■ Given request ■
Lines that contain "genética" are to be counted; give only their number.

○ ○ ○

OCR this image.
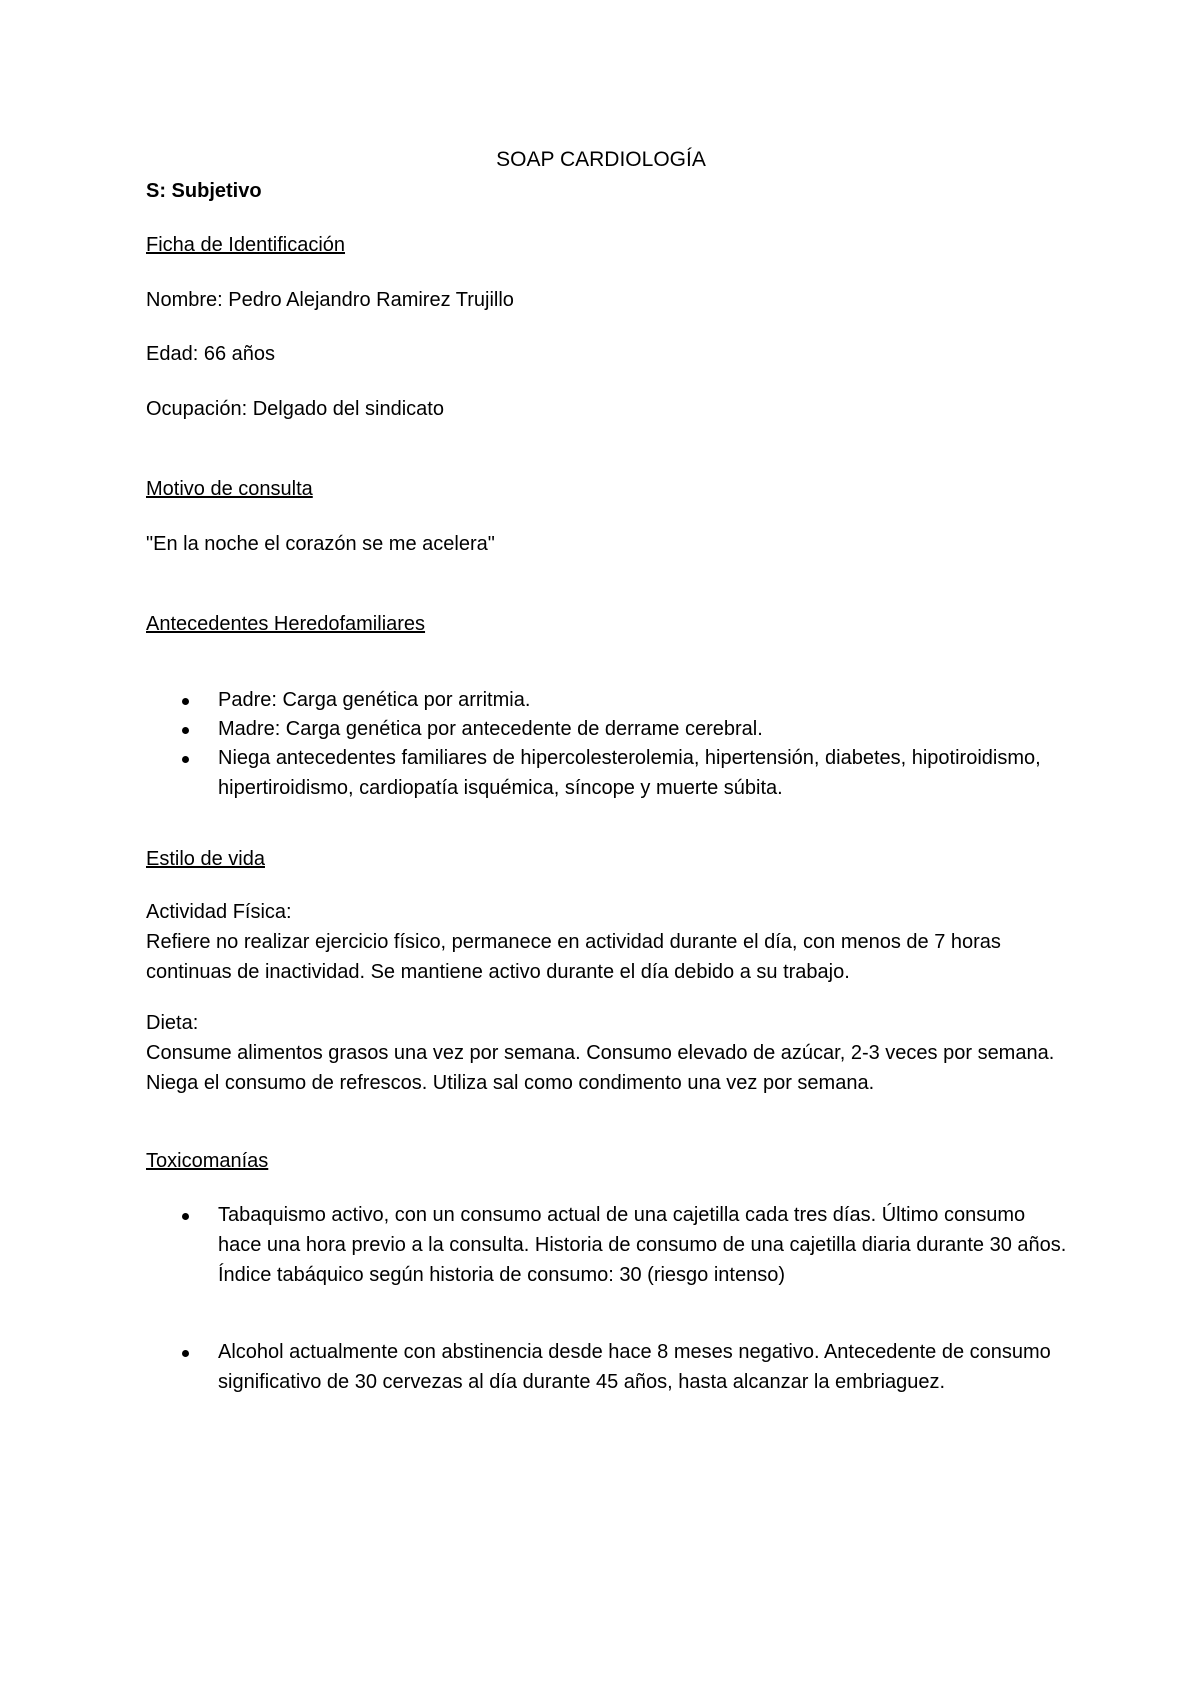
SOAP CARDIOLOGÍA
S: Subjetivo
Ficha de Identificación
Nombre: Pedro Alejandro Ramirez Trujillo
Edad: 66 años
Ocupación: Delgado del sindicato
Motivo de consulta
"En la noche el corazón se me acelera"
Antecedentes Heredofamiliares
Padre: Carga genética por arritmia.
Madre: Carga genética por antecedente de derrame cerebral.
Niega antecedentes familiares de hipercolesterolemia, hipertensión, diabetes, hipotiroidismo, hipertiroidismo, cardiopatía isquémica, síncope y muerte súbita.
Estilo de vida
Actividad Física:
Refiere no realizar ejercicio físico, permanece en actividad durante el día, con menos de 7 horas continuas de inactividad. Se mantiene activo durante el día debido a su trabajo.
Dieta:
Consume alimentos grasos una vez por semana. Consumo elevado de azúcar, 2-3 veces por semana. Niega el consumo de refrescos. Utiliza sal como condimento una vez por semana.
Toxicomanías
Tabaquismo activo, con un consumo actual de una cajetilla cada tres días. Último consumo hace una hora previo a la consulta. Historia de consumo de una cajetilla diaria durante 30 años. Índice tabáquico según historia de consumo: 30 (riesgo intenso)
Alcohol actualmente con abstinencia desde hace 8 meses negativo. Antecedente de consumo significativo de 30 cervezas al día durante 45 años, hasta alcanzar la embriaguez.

○ ○ ○

■ Complete response ■
2